------ Records for this task ------
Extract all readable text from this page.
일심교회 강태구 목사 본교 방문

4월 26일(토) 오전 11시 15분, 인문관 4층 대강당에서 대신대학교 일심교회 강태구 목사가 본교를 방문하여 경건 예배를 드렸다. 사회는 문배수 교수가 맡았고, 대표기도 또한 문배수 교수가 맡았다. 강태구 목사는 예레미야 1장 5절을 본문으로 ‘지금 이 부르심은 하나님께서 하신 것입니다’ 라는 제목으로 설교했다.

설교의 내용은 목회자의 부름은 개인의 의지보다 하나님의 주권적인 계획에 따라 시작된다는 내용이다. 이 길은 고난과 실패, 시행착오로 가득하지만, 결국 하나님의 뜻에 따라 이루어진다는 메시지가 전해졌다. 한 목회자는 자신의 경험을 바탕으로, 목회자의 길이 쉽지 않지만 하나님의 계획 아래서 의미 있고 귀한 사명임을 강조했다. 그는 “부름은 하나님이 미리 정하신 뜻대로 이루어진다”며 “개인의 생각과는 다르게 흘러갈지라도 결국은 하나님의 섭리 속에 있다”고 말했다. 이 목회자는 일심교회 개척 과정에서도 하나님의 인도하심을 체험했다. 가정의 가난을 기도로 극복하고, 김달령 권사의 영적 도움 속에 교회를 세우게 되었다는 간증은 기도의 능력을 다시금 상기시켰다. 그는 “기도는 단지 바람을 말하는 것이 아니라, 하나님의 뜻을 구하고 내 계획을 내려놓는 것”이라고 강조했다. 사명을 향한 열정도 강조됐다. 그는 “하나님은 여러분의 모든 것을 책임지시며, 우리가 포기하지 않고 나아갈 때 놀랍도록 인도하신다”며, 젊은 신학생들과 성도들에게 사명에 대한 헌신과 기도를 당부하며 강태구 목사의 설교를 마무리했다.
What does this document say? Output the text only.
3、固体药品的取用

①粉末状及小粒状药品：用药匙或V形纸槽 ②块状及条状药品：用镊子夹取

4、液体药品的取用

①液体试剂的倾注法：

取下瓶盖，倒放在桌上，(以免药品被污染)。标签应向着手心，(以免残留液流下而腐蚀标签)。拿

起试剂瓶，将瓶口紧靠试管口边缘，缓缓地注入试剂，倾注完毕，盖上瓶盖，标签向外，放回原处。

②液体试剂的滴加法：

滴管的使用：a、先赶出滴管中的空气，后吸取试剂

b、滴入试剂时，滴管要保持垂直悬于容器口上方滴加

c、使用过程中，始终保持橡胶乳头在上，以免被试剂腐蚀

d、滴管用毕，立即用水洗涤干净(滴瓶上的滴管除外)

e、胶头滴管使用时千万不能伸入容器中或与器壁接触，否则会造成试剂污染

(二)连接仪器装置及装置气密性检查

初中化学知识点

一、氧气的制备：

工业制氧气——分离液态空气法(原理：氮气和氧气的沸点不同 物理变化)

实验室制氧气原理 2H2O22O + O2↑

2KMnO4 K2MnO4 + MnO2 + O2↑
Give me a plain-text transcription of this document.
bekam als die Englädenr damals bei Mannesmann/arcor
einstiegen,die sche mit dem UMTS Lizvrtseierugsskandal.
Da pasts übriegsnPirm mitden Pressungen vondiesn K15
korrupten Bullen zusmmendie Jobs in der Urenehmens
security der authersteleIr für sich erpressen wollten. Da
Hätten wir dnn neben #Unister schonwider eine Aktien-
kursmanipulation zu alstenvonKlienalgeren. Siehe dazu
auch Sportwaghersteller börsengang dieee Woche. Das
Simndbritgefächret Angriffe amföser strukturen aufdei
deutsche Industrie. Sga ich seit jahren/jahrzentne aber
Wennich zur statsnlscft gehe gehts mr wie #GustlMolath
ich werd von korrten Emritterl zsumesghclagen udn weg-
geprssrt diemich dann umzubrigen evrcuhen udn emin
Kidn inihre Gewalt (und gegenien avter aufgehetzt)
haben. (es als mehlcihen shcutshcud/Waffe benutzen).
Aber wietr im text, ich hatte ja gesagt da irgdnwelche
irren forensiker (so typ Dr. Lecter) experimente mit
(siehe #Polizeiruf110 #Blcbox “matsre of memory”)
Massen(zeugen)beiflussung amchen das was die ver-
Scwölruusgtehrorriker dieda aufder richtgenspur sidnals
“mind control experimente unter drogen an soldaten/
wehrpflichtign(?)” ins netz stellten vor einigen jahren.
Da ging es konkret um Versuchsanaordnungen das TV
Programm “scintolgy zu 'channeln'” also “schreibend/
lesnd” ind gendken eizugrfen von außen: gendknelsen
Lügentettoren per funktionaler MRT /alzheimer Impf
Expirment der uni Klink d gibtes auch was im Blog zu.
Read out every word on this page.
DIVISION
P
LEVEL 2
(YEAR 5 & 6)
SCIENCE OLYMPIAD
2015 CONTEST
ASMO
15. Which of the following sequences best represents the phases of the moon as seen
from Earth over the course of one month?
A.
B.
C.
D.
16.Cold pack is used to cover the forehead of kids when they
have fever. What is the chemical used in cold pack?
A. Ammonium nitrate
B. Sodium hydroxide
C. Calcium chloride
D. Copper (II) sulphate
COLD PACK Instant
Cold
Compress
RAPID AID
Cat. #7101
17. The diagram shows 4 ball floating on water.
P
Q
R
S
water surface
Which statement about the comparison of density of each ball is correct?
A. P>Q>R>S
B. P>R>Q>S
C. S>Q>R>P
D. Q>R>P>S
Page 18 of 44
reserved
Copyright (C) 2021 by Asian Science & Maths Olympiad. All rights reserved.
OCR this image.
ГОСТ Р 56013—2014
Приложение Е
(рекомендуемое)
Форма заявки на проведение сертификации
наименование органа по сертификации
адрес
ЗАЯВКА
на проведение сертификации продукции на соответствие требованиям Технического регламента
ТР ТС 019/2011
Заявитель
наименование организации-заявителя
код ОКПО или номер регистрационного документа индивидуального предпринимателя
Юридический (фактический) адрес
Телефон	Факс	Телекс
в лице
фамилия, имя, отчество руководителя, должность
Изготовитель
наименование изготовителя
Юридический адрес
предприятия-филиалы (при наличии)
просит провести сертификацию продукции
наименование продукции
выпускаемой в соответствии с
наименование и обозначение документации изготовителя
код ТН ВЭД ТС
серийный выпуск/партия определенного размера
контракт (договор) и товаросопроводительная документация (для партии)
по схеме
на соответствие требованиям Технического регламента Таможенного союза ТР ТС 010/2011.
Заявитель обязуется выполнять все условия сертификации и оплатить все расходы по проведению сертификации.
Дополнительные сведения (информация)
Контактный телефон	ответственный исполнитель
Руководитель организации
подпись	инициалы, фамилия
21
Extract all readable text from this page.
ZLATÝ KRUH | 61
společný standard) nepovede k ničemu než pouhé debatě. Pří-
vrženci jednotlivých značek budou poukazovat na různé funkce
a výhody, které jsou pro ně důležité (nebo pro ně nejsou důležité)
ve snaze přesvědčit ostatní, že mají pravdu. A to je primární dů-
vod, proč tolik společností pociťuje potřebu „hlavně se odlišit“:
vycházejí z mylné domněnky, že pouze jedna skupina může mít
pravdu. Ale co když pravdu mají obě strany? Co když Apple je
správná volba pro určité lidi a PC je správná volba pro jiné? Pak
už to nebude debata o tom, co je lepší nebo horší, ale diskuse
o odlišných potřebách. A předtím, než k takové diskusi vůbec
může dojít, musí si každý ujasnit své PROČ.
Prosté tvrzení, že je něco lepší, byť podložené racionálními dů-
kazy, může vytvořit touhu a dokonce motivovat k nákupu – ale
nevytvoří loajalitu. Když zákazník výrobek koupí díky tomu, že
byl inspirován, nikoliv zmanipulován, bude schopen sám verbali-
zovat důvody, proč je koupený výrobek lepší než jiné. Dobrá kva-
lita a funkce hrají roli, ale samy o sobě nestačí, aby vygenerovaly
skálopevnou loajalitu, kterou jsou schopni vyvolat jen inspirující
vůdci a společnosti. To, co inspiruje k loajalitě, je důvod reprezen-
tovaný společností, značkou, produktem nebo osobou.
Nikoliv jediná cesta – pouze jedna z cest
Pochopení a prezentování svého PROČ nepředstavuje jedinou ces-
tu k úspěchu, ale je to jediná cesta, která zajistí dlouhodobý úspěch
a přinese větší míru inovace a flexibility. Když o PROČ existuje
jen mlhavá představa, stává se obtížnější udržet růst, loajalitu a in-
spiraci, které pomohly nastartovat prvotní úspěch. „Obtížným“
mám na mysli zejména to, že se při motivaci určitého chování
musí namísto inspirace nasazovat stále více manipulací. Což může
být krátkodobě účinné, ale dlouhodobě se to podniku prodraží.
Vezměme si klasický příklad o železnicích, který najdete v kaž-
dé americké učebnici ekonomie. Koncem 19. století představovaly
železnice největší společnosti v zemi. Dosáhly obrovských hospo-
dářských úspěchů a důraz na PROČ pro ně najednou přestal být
------
* [What is needed]:
Using the listing above, return all lines where the word "фамилия" occurs.

* [Result of the task]:
фамилия, имя, отчество руководителя, должность
подпись	инициалы, фамилия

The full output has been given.